EXERCISE OBJECTIVE: Rewrite the items below with every "step-progress-bar" changed to "progress-segment" and nothing else altered, leaving out the picture.

MATERIAL FOR THIS TASK:
◇ ◇ ◇ ◇
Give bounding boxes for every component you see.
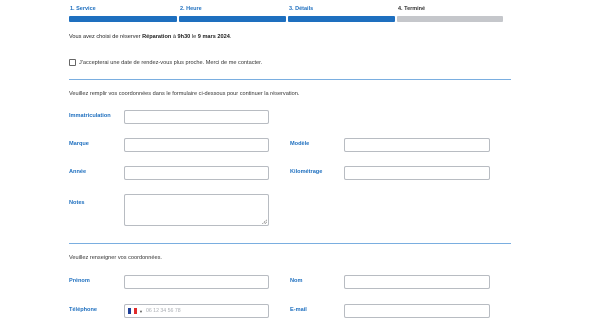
email-label: E-mail [290,307,307,313]
notes-textarea[interactable] [124,194,269,226]
alternate-date-checkbox[interactable] [69,59,76,66]
step-service[interactable]: 1. Service [69,4,177,26]
alternate-date-option[interactable]: J'accepterai une date de rendez-vous plu… [69,59,262,66]
telephone-label: Téléphone [69,307,97,313]
immatriculation-field[interactable] [124,110,269,124]
telephone-field[interactable]: ▼ 06 12 34 56 78 [124,304,269,318]
chevron-down-icon[interactable]: ▼ [139,309,143,314]
summary-service: Réparation [142,34,172,40]
annee-field[interactable] [124,166,269,180]
booking-steps: 1. Service 2. Heure 3. Détails 4. Termin… [69,4,503,26]
summary-prefix: Vous avez choisi de réserver [69,34,141,40]
section-divider [69,79,511,80]
prenom-field[interactable] [124,275,269,289]
email-field[interactable] [344,304,490,318]
step-details[interactable]: 3. Détails [288,4,395,26]
modele-field[interactable] [344,138,490,152]
alternate-date-label: J'accepterai une date de rendez-vous plu… [79,59,263,66]
step-progress-bar [397,16,503,22]
modele-label: Modèle [290,141,310,147]
step-heure[interactable]: 2. Heure [179,4,286,26]
nom-field[interactable] [344,275,490,289]
kilometrage-field[interactable] [344,166,490,180]
telephone-placeholder: 06 12 34 56 78 [145,308,181,314]
summary-time: 9h30 [177,34,191,40]
vehicle-intro: Veuillez remplir vos coordonnées dans le… [69,91,300,97]
france-flag-icon[interactable] [128,308,137,314]
summary-on: le [191,34,197,40]
marque-field[interactable] [124,138,269,152]
step-label: 4. Terminé [398,6,426,12]
section-divider [69,243,511,244]
summary-at: à [172,34,176,40]
step-progress-bar [69,16,177,22]
step-label: 2. Heure [180,6,202,12]
annee-label: Année [69,169,87,175]
notes-label: Notes [69,200,85,206]
nom-label: Nom [290,278,303,284]
immatriculation-label: Immatriculation [69,113,111,119]
contact-intro: Veuillez renseigner vos coordonnées. [69,255,162,261]
resize-handle-icon[interactable] [262,219,267,224]
summary-end: . [229,34,232,40]
marque-label: Marque [69,141,89,147]
kilometrage-label: Kilométrage [290,169,323,175]
summary-date: 9 mars 2024 [197,34,230,40]
booking-summary: Vous avez choisi de réserver Réparation … [69,34,231,40]
prenom-label: Prénom [69,278,90,284]
step-label: 3. Détails [289,6,314,12]
booking-page: 1. Service 2. Heure 3. Détails 4. Termin… [0,0,590,332]
step-progress-bar [288,16,395,22]
step-termine: 4. Terminé [397,4,503,26]
step-progress-bar [179,16,286,22]
step-label: 1. Service [70,6,96,12]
◇ ◇ ◇ ◇
SOLUTION:
Give bounding boxes for every component you see.
email-label: E-mail [290,307,307,313]
notes-textarea[interactable] [124,194,269,226]
alternate-date-checkbox[interactable] [69,59,76,66]
step-service[interactable]: 1. Service [69,4,177,26]
alternate-date-option[interactable]: J'accepterai une date de rendez-vous plu… [69,59,262,66]
telephone-label: Téléphone [69,307,97,313]
immatriculation-field[interactable] [124,110,269,124]
telephone-field[interactable]: ▼ 06 12 34 56 78 [124,304,269,318]
chevron-down-icon[interactable]: ▼ [139,309,143,314]
summary-service: Réparation [142,34,172,40]
annee-field[interactable] [124,166,269,180]
booking-steps: 1. Service 2. Heure 3. Détails 4. Termin… [69,4,503,26]
summary-prefix: Vous avez choisi de réserver [69,34,141,40]
section-divider [69,79,511,80]
prenom-field[interactable] [124,275,269,289]
email-field[interactable] [344,304,490,318]
step-details[interactable]: 3. Détails [288,4,395,26]
modele-field[interactable] [344,138,490,152]
alternate-date-label: J'accepterai une date de rendez-vous plu… [79,59,263,66]
progress-segment [397,16,503,22]
modele-label: Modèle [290,141,310,147]
step-heure[interactable]: 2. Heure [179,4,286,26]
nom-field[interactable] [344,275,490,289]
kilometrage-field[interactable] [344,166,490,180]
telephone-placeholder: 06 12 34 56 78 [145,308,181,314]
summary-time: 9h30 [177,34,191,40]
vehicle-intro: Veuillez remplir vos coordonnées dans le… [69,91,300,97]
france-flag-icon[interactable] [128,308,137,314]
summary-on: le [191,34,197,40]
marque-field[interactable] [124,138,269,152]
step-label: 4. Terminé [398,6,426,12]
section-divider [69,243,511,244]
summary-at: à [172,34,176,40]
progress-segment [69,16,177,22]
step-label: 2. Heure [180,6,202,12]
annee-label: Année [69,169,87,175]
notes-label: Notes [69,200,85,206]
nom-label: Nom [290,278,303,284]
immatriculation-label: Immatriculation [69,113,111,119]
contact-intro: Veuillez renseigner vos coordonnées. [69,255,162,261]
resize-handle-icon[interactable] [262,219,267,224]
summary-end: . [229,34,232,40]
marque-label: Marque [69,141,89,147]
kilometrage-label: Kilométrage [290,169,323,175]
summary-date: 9 mars 2024 [197,34,230,40]
booking-summary: Vous avez choisi de réserver Réparation … [69,34,231,40]
prenom-label: Prénom [69,278,90,284]
step-label: 3. Détails [289,6,314,12]
booking-page: 1. Service 2. Heure 3. Détails 4. Termin… [0,0,590,332]
progress-segment [288,16,395,22]
step-termine: 4. Terminé [397,4,503,26]
progress-segment [179,16,286,22]
step-label: 1. Service [70,6,96,12]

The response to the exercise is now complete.